> **Text block**:
Yugantar — Reflecting On Bangalore’s Radical Feminist Film Collective Of The 80s
By Something CuratedYugantar, India’s first feminist film collective, was founded in Bangalore by friends and filmmakers Abha Bhaiya, Navroze Contractor, Deepa Dhanraj, and Meera Rao. Operating between 1980 and 1983, during a time of radical political transformation, Yugantar created four pioneering films together with existing or ensuing women’s groups, including domestic workers in Pune (Molkarin, 1981), female factory workers in Nipani (Tambaku Chaakila Oob Ali / Tobacco Ember, 1982), Sri Shakhti Sanghatana, a feminist research and activist collective based in Hyderabad (Idhi Katha Matramena / Is This Just A Story?, 1983), and members of the Chipko movement (Sudesha, 1983).
Yugantar’s films carved new and productive spaces for dialogue through friendships and alliances, and their vision participated in shaping a period imbued with immense energies for resistant cultural practices to expand political discourse. The significance of the group’s films lies in their original collaborative practice before “participatory video work” or “community media” became familiar terms, and in being part of the Indian autonomous women’s movement and radical left movements of the 1970s and 80s.

> **Written problem 1**:
Please repeat the passage on Yugantar word for word between "Yugantar’s films carved" and "1970s and 80s.", inclusive.
> **Written problem 2**:
Decide whether each statement agrees with the passage on Yugantar, answering yes or no and quoting the words that settle it. (a) Yugantar operated between 1980 and 1983. (b) Yugantar was founded in Hyderabad. (c) Sudesha was made with domestic workers in Pune.

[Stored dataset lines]
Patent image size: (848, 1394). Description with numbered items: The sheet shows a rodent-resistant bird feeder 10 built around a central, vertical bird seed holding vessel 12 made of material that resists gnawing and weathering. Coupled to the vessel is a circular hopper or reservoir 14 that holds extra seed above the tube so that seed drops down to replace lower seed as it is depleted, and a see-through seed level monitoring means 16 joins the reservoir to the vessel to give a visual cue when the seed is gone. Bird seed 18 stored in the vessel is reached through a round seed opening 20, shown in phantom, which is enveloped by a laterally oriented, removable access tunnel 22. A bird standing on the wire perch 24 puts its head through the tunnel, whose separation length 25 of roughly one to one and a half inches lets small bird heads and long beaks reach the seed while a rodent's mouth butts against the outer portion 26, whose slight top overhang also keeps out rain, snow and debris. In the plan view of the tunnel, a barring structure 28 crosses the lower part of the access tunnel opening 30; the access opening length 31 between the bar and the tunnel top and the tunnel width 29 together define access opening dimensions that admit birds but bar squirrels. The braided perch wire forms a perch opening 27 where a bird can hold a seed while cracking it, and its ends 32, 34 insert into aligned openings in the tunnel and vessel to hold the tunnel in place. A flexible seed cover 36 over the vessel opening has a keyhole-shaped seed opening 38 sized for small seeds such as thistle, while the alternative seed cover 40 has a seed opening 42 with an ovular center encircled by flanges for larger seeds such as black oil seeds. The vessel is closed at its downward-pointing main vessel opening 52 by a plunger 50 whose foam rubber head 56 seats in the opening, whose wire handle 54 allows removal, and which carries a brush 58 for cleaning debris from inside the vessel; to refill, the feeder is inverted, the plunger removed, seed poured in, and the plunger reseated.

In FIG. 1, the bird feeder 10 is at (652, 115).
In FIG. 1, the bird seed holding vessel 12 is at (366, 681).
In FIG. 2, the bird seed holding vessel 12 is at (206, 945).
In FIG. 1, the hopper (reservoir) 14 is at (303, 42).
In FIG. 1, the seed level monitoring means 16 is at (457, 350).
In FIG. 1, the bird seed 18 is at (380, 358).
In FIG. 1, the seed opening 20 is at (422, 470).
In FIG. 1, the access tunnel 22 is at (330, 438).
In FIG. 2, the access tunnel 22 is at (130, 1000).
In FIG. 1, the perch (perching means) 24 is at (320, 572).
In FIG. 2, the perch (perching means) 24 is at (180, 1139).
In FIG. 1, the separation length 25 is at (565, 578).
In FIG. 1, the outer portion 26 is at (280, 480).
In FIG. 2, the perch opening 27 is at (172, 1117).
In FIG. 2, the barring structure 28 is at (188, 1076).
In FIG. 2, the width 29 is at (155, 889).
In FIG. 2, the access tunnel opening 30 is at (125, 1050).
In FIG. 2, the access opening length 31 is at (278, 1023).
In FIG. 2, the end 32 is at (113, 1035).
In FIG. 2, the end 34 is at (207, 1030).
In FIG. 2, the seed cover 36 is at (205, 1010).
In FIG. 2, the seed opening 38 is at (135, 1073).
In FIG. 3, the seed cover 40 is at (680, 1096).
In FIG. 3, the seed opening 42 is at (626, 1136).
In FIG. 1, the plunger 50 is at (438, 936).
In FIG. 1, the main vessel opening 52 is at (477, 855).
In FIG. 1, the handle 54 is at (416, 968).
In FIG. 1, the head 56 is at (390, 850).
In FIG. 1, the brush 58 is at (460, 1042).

> **Complete response 1**:
Yugantar’s films carved new and productive spaces for dialogue through friendships and alliances, and their vision participated in shaping a period imbued with immense energies for resistant cultural practices to expand political discourse. The significance of the group’s films lies in their original collaborative practice before “participatory video work” or “community media” became familiar terms, and in being part of the Indian autonomous women’s movement and radical left movements of the 1970s and 80s.

> **Complete response 2**:
(a) Yes: "Operating between 1980 and 1983"
(b) No: "was founded in Bangalore"
(c) No: "members of the Chipko movement (Sudesha, 1983)"